Saved entries

++++++

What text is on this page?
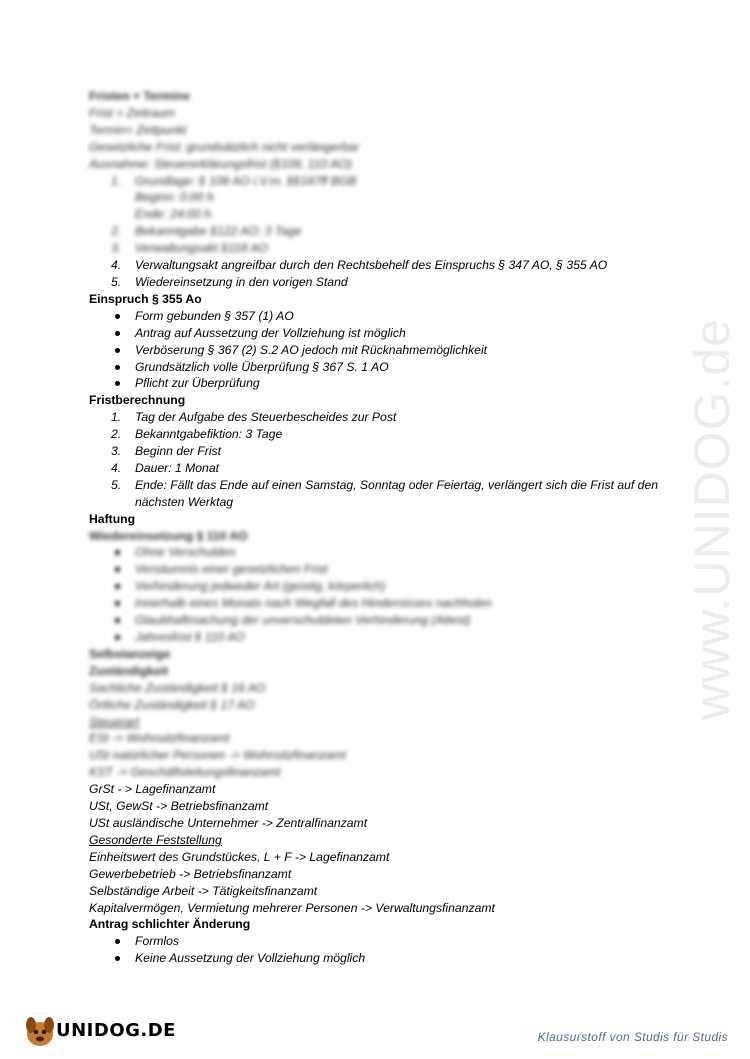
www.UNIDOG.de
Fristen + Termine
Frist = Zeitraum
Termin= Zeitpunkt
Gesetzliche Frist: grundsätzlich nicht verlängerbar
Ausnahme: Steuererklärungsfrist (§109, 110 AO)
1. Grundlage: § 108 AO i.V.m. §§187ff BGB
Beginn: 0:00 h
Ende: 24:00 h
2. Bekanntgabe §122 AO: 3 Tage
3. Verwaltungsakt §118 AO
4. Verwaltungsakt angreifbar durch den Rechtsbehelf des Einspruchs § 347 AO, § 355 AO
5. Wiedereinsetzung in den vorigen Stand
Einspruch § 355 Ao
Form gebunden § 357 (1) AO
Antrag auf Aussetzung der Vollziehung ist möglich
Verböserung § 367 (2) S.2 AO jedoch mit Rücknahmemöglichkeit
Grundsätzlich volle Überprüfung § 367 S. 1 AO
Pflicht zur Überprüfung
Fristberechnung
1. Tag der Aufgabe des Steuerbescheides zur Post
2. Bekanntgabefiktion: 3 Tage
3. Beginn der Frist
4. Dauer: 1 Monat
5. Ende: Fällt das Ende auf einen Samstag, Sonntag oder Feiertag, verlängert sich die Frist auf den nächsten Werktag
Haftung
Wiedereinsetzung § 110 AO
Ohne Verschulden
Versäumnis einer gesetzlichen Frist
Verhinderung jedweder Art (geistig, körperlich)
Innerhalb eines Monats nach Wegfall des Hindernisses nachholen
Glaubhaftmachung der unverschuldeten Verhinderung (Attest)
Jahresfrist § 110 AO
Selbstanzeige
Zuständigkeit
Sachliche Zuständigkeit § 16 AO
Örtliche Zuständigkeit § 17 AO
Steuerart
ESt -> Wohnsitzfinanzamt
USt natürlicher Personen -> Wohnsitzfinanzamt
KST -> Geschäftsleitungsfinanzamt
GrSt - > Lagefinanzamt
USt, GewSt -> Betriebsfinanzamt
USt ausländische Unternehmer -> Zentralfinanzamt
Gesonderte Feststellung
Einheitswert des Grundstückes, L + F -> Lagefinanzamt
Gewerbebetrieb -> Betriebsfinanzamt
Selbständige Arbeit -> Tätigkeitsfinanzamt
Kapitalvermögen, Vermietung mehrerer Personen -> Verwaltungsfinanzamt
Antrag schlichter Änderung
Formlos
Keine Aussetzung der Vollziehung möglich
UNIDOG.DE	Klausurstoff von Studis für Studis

++++++

Repeat the records above exactly, leaving out any pictures they contain.

What text is on this page?
www.UNIDOG.de
Fristen + Termine
Frist = Zeitraum
Termin= Zeitpunkt
Gesetzliche Frist: grundsätzlich nicht verlängerbar
Ausnahme: Steuererklärungsfrist (§109, 110 AO)
1. Grundlage: § 108 AO i.V.m. §§187ff BGB
Beginn: 0:00 h
Ende: 24:00 h
2. Bekanntgabe §122 AO: 3 Tage
3. Verwaltungsakt §118 AO
4. Verwaltungsakt angreifbar durch den Rechtsbehelf des Einspruchs § 347 AO, § 355 AO
5. Wiedereinsetzung in den vorigen Stand
Einspruch § 355 Ao
Form gebunden § 357 (1) AO
Antrag auf Aussetzung der Vollziehung ist möglich
Verböserung § 367 (2) S.2 AO jedoch mit Rücknahmemöglichkeit
Grundsätzlich volle Überprüfung § 367 S. 1 AO
Pflicht zur Überprüfung
Fristberechnung
1. Tag der Aufgabe des Steuerbescheides zur Post
2. Bekanntgabefiktion: 3 Tage
3. Beginn der Frist
4. Dauer: 1 Monat
5. Ende: Fällt das Ende auf einen Samstag, Sonntag oder Feiertag, verlängert sich die Frist auf den nächsten Werktag
Haftung
Wiedereinsetzung § 110 AO
Ohne Verschulden
Versäumnis einer gesetzlichen Frist
Verhinderung jedweder Art (geistig, körperlich)
Innerhalb eines Monats nach Wegfall des Hindernisses nachholen
Glaubhaftmachung der unverschuldeten Verhinderung (Attest)
Jahresfrist § 110 AO
Selbstanzeige
Zuständigkeit
Sachliche Zuständigkeit § 16 AO
Örtliche Zuständigkeit § 17 AO
Steuerart
ESt -> Wohnsitzfinanzamt
USt natürlicher Personen -> Wohnsitzfinanzamt
KST -> Geschäftsleitungsfinanzamt
GrSt - > Lagefinanzamt
USt, GewSt -> Betriebsfinanzamt
USt ausländische Unternehmer -> Zentralfinanzamt
Gesonderte Feststellung
Einheitswert des Grundstückes, L + F -> Lagefinanzamt
Gewerbebetrieb -> Betriebsfinanzamt
Selbständige Arbeit -> Tätigkeitsfinanzamt
Kapitalvermögen, Vermietung mehrerer Personen -> Verwaltungsfinanzamt
Antrag schlichter Änderung
Formlos
Keine Aussetzung der Vollziehung möglich
UNIDOG.DE	Klausurstoff von Studis für Studis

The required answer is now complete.